Problem requirements: Each line below is to be written out in full, exactly as shown.

== Task data

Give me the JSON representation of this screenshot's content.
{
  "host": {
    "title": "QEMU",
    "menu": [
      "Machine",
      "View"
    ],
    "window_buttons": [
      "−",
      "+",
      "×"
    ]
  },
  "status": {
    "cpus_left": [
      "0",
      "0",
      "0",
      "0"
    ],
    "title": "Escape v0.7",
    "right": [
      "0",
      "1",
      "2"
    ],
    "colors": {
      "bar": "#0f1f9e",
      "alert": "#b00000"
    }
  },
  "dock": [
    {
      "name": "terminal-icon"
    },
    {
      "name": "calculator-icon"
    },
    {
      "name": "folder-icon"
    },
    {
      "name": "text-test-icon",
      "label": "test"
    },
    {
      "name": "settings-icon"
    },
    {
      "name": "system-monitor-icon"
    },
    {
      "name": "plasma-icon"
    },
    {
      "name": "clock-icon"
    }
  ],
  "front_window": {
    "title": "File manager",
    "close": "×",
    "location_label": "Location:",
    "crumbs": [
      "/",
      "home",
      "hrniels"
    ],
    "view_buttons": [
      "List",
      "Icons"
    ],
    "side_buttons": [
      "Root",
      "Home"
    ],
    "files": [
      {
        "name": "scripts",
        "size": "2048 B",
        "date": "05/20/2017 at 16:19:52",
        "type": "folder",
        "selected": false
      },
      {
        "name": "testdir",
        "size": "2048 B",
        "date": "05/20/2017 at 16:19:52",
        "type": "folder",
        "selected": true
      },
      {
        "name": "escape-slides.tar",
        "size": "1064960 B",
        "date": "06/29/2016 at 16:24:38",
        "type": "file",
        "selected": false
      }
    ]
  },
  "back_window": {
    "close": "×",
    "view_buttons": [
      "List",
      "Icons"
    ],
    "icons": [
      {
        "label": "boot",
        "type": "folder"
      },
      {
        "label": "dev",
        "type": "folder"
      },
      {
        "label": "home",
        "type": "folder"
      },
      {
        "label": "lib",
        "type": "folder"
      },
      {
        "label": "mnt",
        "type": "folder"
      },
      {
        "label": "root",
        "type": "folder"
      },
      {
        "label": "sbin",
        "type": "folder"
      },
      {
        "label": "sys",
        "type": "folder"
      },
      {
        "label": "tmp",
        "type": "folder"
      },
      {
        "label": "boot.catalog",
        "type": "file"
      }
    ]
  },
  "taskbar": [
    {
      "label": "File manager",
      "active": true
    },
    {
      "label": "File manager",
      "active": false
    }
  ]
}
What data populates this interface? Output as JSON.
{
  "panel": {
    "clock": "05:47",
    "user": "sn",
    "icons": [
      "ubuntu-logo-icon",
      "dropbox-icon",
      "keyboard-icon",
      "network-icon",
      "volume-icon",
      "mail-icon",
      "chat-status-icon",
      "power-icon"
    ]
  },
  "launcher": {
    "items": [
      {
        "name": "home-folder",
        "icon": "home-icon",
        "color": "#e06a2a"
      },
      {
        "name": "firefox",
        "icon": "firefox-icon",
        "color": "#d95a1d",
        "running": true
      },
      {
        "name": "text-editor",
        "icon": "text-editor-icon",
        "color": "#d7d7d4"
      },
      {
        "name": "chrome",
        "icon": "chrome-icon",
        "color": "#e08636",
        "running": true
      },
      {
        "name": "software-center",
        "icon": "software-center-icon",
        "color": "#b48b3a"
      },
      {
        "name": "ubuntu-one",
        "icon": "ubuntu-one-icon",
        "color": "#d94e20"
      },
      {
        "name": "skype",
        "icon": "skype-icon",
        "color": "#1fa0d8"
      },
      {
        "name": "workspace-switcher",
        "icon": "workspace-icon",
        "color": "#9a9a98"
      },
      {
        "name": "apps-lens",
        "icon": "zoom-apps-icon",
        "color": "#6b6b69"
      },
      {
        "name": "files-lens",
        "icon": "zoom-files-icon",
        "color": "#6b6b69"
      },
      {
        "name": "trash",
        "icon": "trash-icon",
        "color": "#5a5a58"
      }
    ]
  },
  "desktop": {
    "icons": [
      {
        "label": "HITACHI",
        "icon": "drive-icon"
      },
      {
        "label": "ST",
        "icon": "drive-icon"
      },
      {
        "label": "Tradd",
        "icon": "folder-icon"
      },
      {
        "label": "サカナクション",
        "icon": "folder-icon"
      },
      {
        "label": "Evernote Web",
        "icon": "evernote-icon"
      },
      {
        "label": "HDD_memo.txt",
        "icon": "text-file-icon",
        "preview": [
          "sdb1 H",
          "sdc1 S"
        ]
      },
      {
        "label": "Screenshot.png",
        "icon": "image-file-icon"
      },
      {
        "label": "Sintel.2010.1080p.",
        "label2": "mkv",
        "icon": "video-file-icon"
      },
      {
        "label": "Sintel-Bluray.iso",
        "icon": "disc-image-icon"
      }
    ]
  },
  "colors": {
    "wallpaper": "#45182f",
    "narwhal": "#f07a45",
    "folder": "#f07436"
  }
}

====

Output of the task:
Give me the JSON representation of this screenshot's content.
{
  "host": {
    "title": "QEMU",
    "menu": [
      "Machine",
      "View"
    ],
    "window_buttons": [
      "−",
      "+",
      "×"
    ]
  },
  "status": {
    "cpus_left": [
      "0",
      "0",
      "0",
      "0"
    ],
    "title": "Escape v0.7",
    "right": [
      "0",
      "1",
      "2"
    ],
    "colors": {
      "bar": "#0f1f9e",
      "alert": "#b00000"
    }
  },
  "dock": [
    {
      "name": "terminal-icon"
    },
    {
      "name": "calculator-icon"
    },
    {
      "name": "folder-icon"
    },
    {
      "name": "text-test-icon",
      "label": "test"
    },
    {
      "name": "settings-icon"
    },
    {
      "name": "system-monitor-icon"
    },
    {
      "name": "plasma-icon"
    },
    {
      "name": "clock-icon"
    }
  ],
  "front_window": {
    "title": "File manager",
    "close": "×",
    "location_label": "Location:",
    "crumbs": [
      "/",
      "home",
      "hrniels"
    ],
    "view_buttons": [
      "List",
      "Icons"
    ],
    "side_buttons": [
      "Root",
      "Home"
    ],
    "files": [
      {
        "name": "scripts",
        "size": "2048 B",
        "date": "05/20/2017 at 16:19:52",
        "type": "folder",
        "selected": false
      },
      {
        "name": "testdir",
        "size": "2048 B",
        "date": "05/20/2017 at 16:19:52",
        "type": "folder",
        "selected": true
      },
      {
        "name": "escape-slides.tar",
        "size": "1064960 B",
        "date": "06/29/2016 at 16:24:38",
        "type": "file",
        "selected": false
      }
    ]
  },
  "back_window": {
    "close": "×",
    "view_buttons": [
      "List",
      "Icons"
    ],
    "icons": [
      {
        "label": "boot",
        "type": "folder"
      },
      {
        "label": "dev",
        "type": "folder"
      },
      {
        "label": "home",
        "type": "folder"
      },
      {
        "label": "lib",
        "type": "folder"
      },
      {
        "label": "mnt",
        "type": "folder"
      },
      {
        "label": "root",
        "type": "folder"
      },
      {
        "label": "sbin",
        "type": "folder"
      },
      {
        "label": "sys",
        "type": "folder"
      },
      {
        "label": "tmp",
        "type": "folder"
      },
      {
        "label": "boot.catalog",
        "type": "file"
      }
    ]
  },
  "taskbar": [
    {
      "label": "File manager",
      "active": true
    },
    {
      "label": "File manager",
      "active": false
    }
  ]
}
What data populates this interface? Output as JSON.
{
  "panel": {
    "clock": "05:47",
    "user": "sn",
    "icons": [
      "ubuntu-logo-icon",
      "dropbox-icon",
      "keyboard-icon",
      "network-icon",
      "volume-icon",
      "mail-icon",
      "chat-status-icon",
      "power-icon"
    ]
  },
  "launcher": {
    "items": [
      {
        "name": "home-folder",
        "icon": "home-icon",
        "color": "#e06a2a"
      },
      {
        "name": "firefox",
        "icon": "firefox-icon",
        "color": "#d95a1d",
        "running": true
      },
      {
        "name": "text-editor",
        "icon": "text-editor-icon",
        "color": "#d7d7d4"
      },
      {
        "name": "chrome",
        "icon": "chrome-icon",
        "color": "#e08636",
        "running": true
      },
      {
        "name": "software-center",
        "icon": "software-center-icon",
        "color": "#b48b3a"
      },
      {
        "name": "ubuntu-one",
        "icon": "ubuntu-one-icon",
        "color": "#d94e20"
      },
      {
        "name": "skype",
        "icon": "skype-icon",
        "color": "#1fa0d8"
      },
      {
        "name": "workspace-switcher",
        "icon": "workspace-icon",
        "color": "#9a9a98"
      },
      {
        "name": "apps-lens",
        "icon": "zoom-apps-icon",
        "color": "#6b6b69"
      },
      {
        "name": "files-lens",
        "icon": "zoom-files-icon",
        "color": "#6b6b69"
      },
      {
        "name": "trash",
        "icon": "trash-icon",
        "color": "#5a5a58"
      }
    ]
  },
  "desktop": {
    "icons": [
      {
        "label": "HITACHI",
        "icon": "drive-icon"
      },
      {
        "label": "ST",
        "icon": "drive-icon"
      },
      {
        "label": "Tradd",
        "icon": "folder-icon"
      },
      {
        "label": "サカナクション",
        "icon": "folder-icon"
      },
      {
        "label": "Evernote Web",
        "icon": "evernote-icon"
      },
      {
        "label": "HDD_memo.txt",
        "icon": "text-file-icon",
        "preview": [
          "sdb1 H",
          "sdc1 S"
        ]
      },
      {
        "label": "Screenshot.png",
        "icon": "image-file-icon"
      },
      {
        "label": "Sintel.2010.1080p.",
        "label2": "mkv",
        "icon": "video-file-icon"
      },
      {
        "label": "Sintel-Bluray.iso",
        "icon": "disc-image-icon"
      }
    ]
  },
  "colors": {
    "wallpaper": "#45182f",
    "narwhal": "#f07a45",
    "folder": "#f07436"
  }
}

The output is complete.